## Given task:
Set down all of the data that follows word for word, without the images.

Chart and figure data
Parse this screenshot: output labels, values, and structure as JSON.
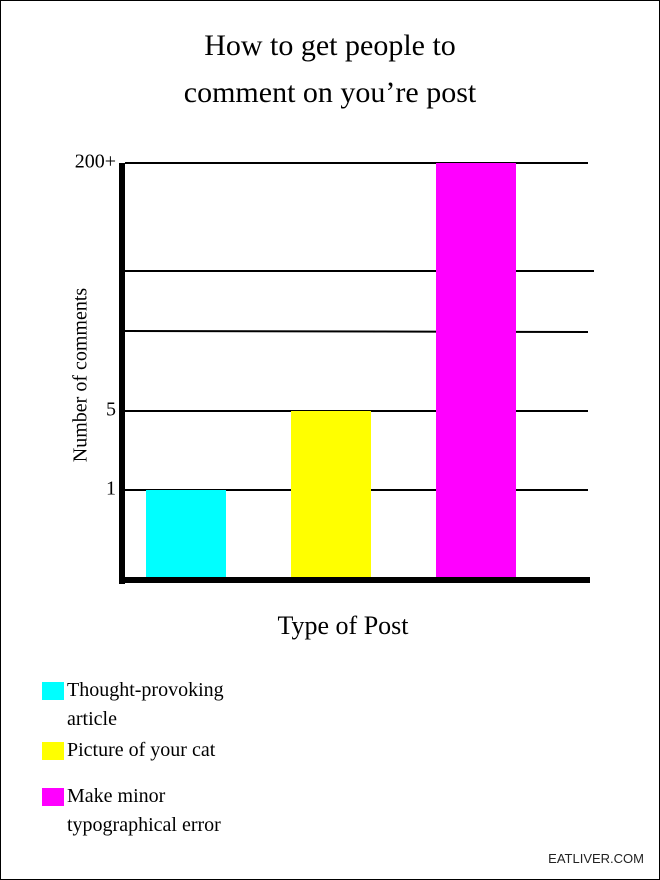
{
  "chart_data": {
    "type": "bar",
    "title": [
      "How to get people to",
      "comment on you’re post"
    ],
    "x_label": "Type of Post",
    "y_label": "Number of comments",
    "categories": [
      "Thought-provoking article",
      "Picture of your cat",
      "Make minor typographical error"
    ],
    "values": [
      1,
      5,
      200
    ],
    "colors": [
      "#00ffff",
      "#ffff00",
      "#ff00ff"
    ],
    "ylim": [
      0,
      200
    ],
    "yticks": [
      1,
      5,
      {
        "value": 200,
        "label": "200+"
      }
    ],
    "grid": true,
    "credit": "EATLIVER.COM"
  }
}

## Result of this exercise:
Parse this screenshot: output labels, values, and structure as JSON.
{
  "chart_data": {
    "type": "bar",
    "title": [
      "How to get people to",
      "comment on you’re post"
    ],
    "x_label": "Type of Post",
    "y_label": "Number of comments",
    "categories": [
      "Thought-provoking article",
      "Picture of your cat",
      "Make minor typographical error"
    ],
    "values": [
      1,
      5,
      200
    ],
    "colors": [
      "#00ffff",
      "#ffff00",
      "#ff00ff"
    ],
    "ylim": [
      0,
      200
    ],
    "yticks": [
      1,
      5,
      {
        "value": 200,
        "label": "200+"
      }
    ],
    "grid": true,
    "credit": "EATLIVER.COM"
  }
}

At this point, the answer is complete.